WHAT YOU SHOULD DO: Make an exact copy of all the material below, apart from the pictures.

################

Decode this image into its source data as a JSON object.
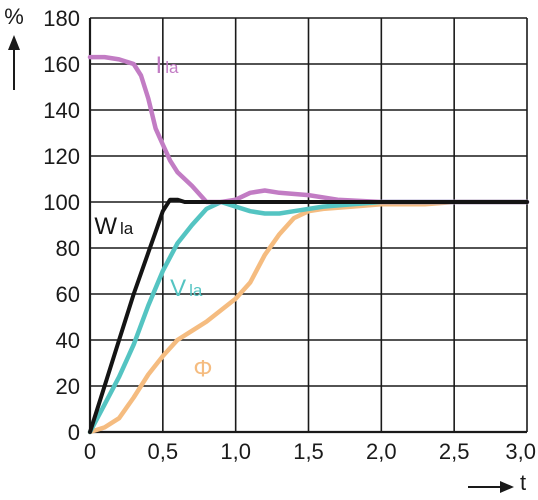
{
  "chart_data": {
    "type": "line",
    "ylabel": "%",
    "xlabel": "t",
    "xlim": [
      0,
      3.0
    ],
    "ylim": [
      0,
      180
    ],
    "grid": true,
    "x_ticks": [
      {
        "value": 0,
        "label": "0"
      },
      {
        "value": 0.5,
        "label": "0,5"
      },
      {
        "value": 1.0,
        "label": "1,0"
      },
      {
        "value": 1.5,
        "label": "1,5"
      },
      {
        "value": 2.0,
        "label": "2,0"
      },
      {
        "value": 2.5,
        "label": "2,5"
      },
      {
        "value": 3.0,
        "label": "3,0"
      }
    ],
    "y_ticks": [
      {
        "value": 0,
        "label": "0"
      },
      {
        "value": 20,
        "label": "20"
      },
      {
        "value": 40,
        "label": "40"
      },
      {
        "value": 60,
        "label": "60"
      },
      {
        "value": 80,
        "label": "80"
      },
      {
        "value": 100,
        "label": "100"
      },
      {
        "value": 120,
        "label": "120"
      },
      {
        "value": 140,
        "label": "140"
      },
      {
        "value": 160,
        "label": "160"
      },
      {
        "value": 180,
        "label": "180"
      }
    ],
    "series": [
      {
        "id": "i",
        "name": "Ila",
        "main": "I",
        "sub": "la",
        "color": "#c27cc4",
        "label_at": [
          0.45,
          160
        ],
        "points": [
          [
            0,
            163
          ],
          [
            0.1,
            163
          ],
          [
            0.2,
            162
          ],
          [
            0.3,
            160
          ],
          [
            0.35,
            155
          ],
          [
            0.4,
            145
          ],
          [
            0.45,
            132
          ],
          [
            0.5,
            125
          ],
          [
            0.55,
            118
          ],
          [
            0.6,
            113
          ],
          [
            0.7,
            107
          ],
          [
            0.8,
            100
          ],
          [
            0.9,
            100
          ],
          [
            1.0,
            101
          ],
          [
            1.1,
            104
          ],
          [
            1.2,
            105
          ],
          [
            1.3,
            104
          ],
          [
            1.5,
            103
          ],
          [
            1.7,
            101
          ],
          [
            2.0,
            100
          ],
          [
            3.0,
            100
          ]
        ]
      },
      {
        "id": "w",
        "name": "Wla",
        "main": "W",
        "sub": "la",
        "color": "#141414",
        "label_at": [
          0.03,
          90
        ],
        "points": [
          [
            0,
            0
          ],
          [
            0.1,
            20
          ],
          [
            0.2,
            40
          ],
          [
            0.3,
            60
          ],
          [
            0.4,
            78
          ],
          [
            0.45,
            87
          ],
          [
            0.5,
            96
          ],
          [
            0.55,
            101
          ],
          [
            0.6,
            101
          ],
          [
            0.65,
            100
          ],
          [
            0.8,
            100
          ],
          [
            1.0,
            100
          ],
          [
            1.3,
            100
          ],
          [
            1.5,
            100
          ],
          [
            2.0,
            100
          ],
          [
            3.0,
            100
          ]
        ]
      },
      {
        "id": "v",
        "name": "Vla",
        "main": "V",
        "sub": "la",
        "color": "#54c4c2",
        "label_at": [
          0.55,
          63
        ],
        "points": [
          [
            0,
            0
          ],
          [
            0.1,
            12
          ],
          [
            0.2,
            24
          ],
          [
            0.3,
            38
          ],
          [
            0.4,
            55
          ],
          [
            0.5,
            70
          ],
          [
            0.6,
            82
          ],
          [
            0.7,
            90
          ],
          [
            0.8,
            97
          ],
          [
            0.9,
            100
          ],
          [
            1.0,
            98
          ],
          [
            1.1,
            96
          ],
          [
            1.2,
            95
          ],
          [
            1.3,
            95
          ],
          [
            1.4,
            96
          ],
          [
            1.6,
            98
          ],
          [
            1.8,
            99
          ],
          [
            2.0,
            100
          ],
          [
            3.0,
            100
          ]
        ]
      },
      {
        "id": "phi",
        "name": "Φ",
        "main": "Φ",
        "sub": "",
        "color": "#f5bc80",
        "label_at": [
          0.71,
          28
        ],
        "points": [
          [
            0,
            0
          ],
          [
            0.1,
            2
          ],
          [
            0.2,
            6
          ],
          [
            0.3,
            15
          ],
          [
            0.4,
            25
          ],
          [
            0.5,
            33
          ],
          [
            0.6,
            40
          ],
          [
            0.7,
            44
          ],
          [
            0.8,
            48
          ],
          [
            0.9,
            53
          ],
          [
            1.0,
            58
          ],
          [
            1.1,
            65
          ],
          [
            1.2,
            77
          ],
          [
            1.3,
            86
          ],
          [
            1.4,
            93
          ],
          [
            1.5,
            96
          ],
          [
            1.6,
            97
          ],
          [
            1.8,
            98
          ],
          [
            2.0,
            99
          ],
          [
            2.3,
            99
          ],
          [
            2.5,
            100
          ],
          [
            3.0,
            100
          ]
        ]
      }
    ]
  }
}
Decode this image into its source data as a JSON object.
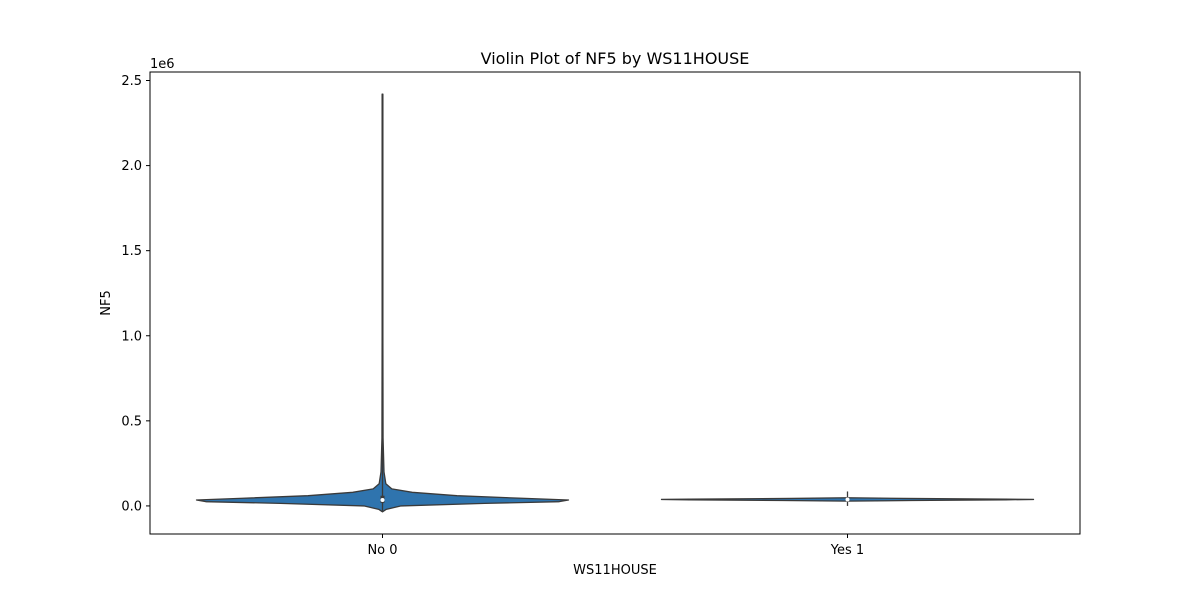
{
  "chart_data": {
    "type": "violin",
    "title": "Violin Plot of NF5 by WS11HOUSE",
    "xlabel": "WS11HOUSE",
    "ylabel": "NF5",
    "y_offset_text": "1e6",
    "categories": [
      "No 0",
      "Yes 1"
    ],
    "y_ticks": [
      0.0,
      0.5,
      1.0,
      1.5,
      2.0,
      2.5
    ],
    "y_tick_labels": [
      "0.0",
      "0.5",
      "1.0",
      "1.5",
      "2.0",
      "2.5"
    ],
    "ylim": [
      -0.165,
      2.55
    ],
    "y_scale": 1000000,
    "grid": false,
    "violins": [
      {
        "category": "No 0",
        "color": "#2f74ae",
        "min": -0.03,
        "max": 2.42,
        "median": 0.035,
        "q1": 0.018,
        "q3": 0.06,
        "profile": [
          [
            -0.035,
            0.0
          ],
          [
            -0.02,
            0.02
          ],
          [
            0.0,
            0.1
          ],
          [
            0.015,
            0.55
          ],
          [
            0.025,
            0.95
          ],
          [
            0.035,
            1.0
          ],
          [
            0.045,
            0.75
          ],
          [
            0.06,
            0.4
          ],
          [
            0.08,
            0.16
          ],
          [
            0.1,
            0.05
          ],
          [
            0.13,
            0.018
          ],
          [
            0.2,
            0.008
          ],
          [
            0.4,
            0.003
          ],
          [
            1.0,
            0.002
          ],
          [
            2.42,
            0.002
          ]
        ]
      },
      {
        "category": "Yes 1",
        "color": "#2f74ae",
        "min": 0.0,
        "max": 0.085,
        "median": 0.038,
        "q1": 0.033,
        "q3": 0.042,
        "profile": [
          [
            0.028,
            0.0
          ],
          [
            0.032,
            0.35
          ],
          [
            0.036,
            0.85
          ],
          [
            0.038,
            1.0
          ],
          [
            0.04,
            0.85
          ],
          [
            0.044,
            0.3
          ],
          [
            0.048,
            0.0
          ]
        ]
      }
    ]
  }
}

################

RESPONSE TO THIS TASK:
Decode this image into its source data as a JSON object.
{
  "chart_data": {
    "type": "line",
    "ylabel": "%",
    "xlabel": "t",
    "xlim": [
      0,
      3.0
    ],
    "ylim": [
      0,
      180
    ],
    "grid": true,
    "x_ticks": [
      {
        "value": 0,
        "label": "0"
      },
      {
        "value": 0.5,
        "label": "0,5"
      },
      {
        "value": 1.0,
        "label": "1,0"
      },
      {
        "value": 1.5,
        "label": "1,5"
      },
      {
        "value": 2.0,
        "label": "2,0"
      },
      {
        "value": 2.5,
        "label": "2,5"
      },
      {
        "value": 3.0,
        "label": "3,0"
      }
    ],
    "y_ticks": [
      {
        "value": 0,
        "label": "0"
      },
      {
        "value": 20,
        "label": "20"
      },
      {
        "value": 40,
        "label": "40"
      },
      {
        "value": 60,
        "label": "60"
      },
      {
        "value": 80,
        "label": "80"
      },
      {
        "value": 100,
        "label": "100"
      },
      {
        "value": 120,
        "label": "120"
      },
      {
        "value": 140,
        "label": "140"
      },
      {
        "value": 160,
        "label": "160"
      },
      {
        "value": 180,
        "label": "180"
      }
    ],
    "series": [
      {
        "id": "i",
        "name": "Ila",
        "main": "I",
        "sub": "la",
        "color": "#c27cc4",
        "label_at": [
          0.45,
          160
        ],
        "points": [
          [
            0,
            163
          ],
          [
            0.1,
            163
          ],
          [
            0.2,
            162
          ],
          [
            0.3,
            160
          ],
          [
            0.35,
            155
          ],
          [
            0.4,
            145
          ],
          [
            0.45,
            132
          ],
          [
            0.5,
            125
          ],
          [
            0.55,
            118
          ],
          [
            0.6,
            113
          ],
          [
            0.7,
            107
          ],
          [
            0.8,
            100
          ],
          [
            0.9,
            100
          ],
          [
            1.0,
            101
          ],
          [
            1.1,
            104
          ],
          [
            1.2,
            105
          ],
          [
            1.3,
            104
          ],
          [
            1.5,
            103
          ],
          [
            1.7,
            101
          ],
          [
            2.0,
            100
          ],
          [
            3.0,
            100
          ]
        ]
      },
      {
        "id": "w",
        "name": "Wla",
        "main": "W",
        "sub": "la",
        "color": "#141414",
        "label_at": [
          0.03,
          90
        ],
        "points": [
          [
            0,
            0
          ],
          [
            0.1,
            20
          ],
          [
            0.2,
            40
          ],
          [
            0.3,
            60
          ],
          [
            0.4,
            78
          ],
          [
            0.45,
            87
          ],
          [
            0.5,
            96
          ],
          [
            0.55,
            101
          ],
          [
            0.6,
            101
          ],
          [
            0.65,
            100
          ],
          [
            0.8,
            100
          ],
          [
            1.0,
            100
          ],
          [
            1.3,
            100
          ],
          [
            1.5,
            100
          ],
          [
            2.0,
            100
          ],
          [
            3.0,
            100
          ]
        ]
      },
      {
        "id": "v",
        "name": "Vla",
        "main": "V",
        "sub": "la",
        "color": "#54c4c2",
        "label_at": [
          0.55,
          63
        ],
        "points": [
          [
            0,
            0
          ],
          [
            0.1,
            12
          ],
          [
            0.2,
            24
          ],
          [
            0.3,
            38
          ],
          [
            0.4,
            55
          ],
          [
            0.5,
            70
          ],
          [
            0.6,
            82
          ],
          [
            0.7,
            90
          ],
          [
            0.8,
            97
          ],
          [
            0.9,
            100
          ],
          [
            1.0,
            98
          ],
          [
            1.1,
            96
          ],
          [
            1.2,
            95
          ],
          [
            1.3,
            95
          ],
          [
            1.4,
            96
          ],
          [
            1.6,
            98
          ],
          [
            1.8,
            99
          ],
          [
            2.0,
            100
          ],
          [
            3.0,
            100
          ]
        ]
      },
      {
        "id": "phi",
        "name": "Φ",
        "main": "Φ",
        "sub": "",
        "color": "#f5bc80",
        "label_at": [
          0.71,
          28
        ],
        "points": [
          [
            0,
            0
          ],
          [
            0.1,
            2
          ],
          [
            0.2,
            6
          ],
          [
            0.3,
            15
          ],
          [
            0.4,
            25
          ],
          [
            0.5,
            33
          ],
          [
            0.6,
            40
          ],
          [
            0.7,
            44
          ],
          [
            0.8,
            48
          ],
          [
            0.9,
            53
          ],
          [
            1.0,
            58
          ],
          [
            1.1,
            65
          ],
          [
            1.2,
            77
          ],
          [
            1.3,
            86
          ],
          [
            1.4,
            93
          ],
          [
            1.5,
            96
          ],
          [
            1.6,
            97
          ],
          [
            1.8,
            98
          ],
          [
            2.0,
            99
          ],
          [
            2.3,
            99
          ],
          [
            2.5,
            100
          ],
          [
            3.0,
            100
          ]
        ]
      }
    ]
  }
}
Decode this image into its source data as a JSON object.
{
  "chart_data": {
    "type": "violin",
    "title": "Violin Plot of NF5 by WS11HOUSE",
    "xlabel": "WS11HOUSE",
    "ylabel": "NF5",
    "y_offset_text": "1e6",
    "categories": [
      "No 0",
      "Yes 1"
    ],
    "y_ticks": [
      0.0,
      0.5,
      1.0,
      1.5,
      2.0,
      2.5
    ],
    "y_tick_labels": [
      "0.0",
      "0.5",
      "1.0",
      "1.5",
      "2.0",
      "2.5"
    ],
    "ylim": [
      -0.165,
      2.55
    ],
    "y_scale": 1000000,
    "grid": false,
    "violins": [
      {
        "category": "No 0",
        "color": "#2f74ae",
        "min": -0.03,
        "max": 2.42,
        "median": 0.035,
        "q1": 0.018,
        "q3": 0.06,
        "profile": [
          [
            -0.035,
            0.0
          ],
          [
            -0.02,
            0.02
          ],
          [
            0.0,
            0.1
          ],
          [
            0.015,
            0.55
          ],
          [
            0.025,
            0.95
          ],
          [
            0.035,
            1.0
          ],
          [
            0.045,
            0.75
          ],
          [
            0.06,
            0.4
          ],
          [
            0.08,
            0.16
          ],
          [
            0.1,
            0.05
          ],
          [
            0.13,
            0.018
          ],
          [
            0.2,
            0.008
          ],
          [
            0.4,
            0.003
          ],
          [
            1.0,
            0.002
          ],
          [
            2.42,
            0.002
          ]
        ]
      },
      {
        "category": "Yes 1",
        "color": "#2f74ae",
        "min": 0.0,
        "max": 0.085,
        "median": 0.038,
        "q1": 0.033,
        "q3": 0.042,
        "profile": [
          [
            0.028,
            0.0
          ],
          [
            0.032,
            0.35
          ],
          [
            0.036,
            0.85
          ],
          [
            0.038,
            1.0
          ],
          [
            0.04,
            0.85
          ],
          [
            0.044,
            0.3
          ],
          [
            0.048,
            0.0
          ]
        ]
      }
    ]
  }
}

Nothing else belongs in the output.